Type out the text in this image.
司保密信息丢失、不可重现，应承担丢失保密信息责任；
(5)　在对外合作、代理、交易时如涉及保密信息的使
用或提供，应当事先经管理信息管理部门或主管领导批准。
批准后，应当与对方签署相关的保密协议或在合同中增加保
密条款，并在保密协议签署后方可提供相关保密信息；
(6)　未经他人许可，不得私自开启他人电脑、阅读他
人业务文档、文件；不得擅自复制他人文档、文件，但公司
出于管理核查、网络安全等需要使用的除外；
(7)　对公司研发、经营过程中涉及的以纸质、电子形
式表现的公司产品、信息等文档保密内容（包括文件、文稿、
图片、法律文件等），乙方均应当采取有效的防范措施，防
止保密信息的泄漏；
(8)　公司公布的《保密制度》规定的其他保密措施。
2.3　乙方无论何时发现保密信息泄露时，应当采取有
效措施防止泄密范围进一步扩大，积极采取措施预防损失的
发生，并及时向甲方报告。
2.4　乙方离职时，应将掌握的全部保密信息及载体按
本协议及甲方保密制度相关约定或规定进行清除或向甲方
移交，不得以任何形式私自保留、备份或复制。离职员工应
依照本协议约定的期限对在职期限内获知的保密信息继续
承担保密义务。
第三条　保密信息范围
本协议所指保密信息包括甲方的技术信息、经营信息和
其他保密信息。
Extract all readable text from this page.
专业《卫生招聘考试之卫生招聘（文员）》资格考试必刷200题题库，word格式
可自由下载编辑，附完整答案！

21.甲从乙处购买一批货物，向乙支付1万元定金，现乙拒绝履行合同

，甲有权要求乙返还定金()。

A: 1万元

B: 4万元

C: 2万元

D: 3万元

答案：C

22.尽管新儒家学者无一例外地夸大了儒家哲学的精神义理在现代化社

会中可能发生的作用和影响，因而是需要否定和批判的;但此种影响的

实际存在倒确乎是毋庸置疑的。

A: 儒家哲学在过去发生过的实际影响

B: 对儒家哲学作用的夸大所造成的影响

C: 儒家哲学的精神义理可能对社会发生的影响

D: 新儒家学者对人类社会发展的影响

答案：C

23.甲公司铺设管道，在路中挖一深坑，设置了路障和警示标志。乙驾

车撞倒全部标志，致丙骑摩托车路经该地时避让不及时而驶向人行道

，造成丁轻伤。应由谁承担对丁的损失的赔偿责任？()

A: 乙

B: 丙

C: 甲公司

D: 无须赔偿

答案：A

====

• _WHAT IS ASKED_: Extract the lines above from the one containing "Extract all readable text from this page." to the last line, both included, exactly as written.

• _OUTPUT_:
Extract all readable text from this page.
专业《卫生招聘考试之卫生招聘（文员）》资格考试必刷200题题库，word格式
可自由下载编辑，附完整答案！

21.甲从乙处购买一批货物，向乙支付1万元定金，现乙拒绝履行合同

，甲有权要求乙返还定金()。

A: 1万元

B: 4万元

C: 2万元

D: 3万元

答案：C

22.尽管新儒家学者无一例外地夸大了儒家哲学的精神义理在现代化社

会中可能发生的作用和影响，因而是需要否定和批判的;但此种影响的

实际存在倒确乎是毋庸置疑的。

A: 儒家哲学在过去发生过的实际影响

B: 对儒家哲学作用的夸大所造成的影响

C: 儒家哲学的精神义理可能对社会发生的影响

D: 新儒家学者对人类社会发展的影响

答案：C

23.甲公司铺设管道，在路中挖一深坑，设置了路障和警示标志。乙驾

车撞倒全部标志，致丙骑摩托车路经该地时避让不及时而驶向人行道

，造成丁轻伤。应由谁承担对丁的损失的赔偿责任？()

A: 乙

B: 丙

C: 甲公司

D: 无须赔偿

答案：A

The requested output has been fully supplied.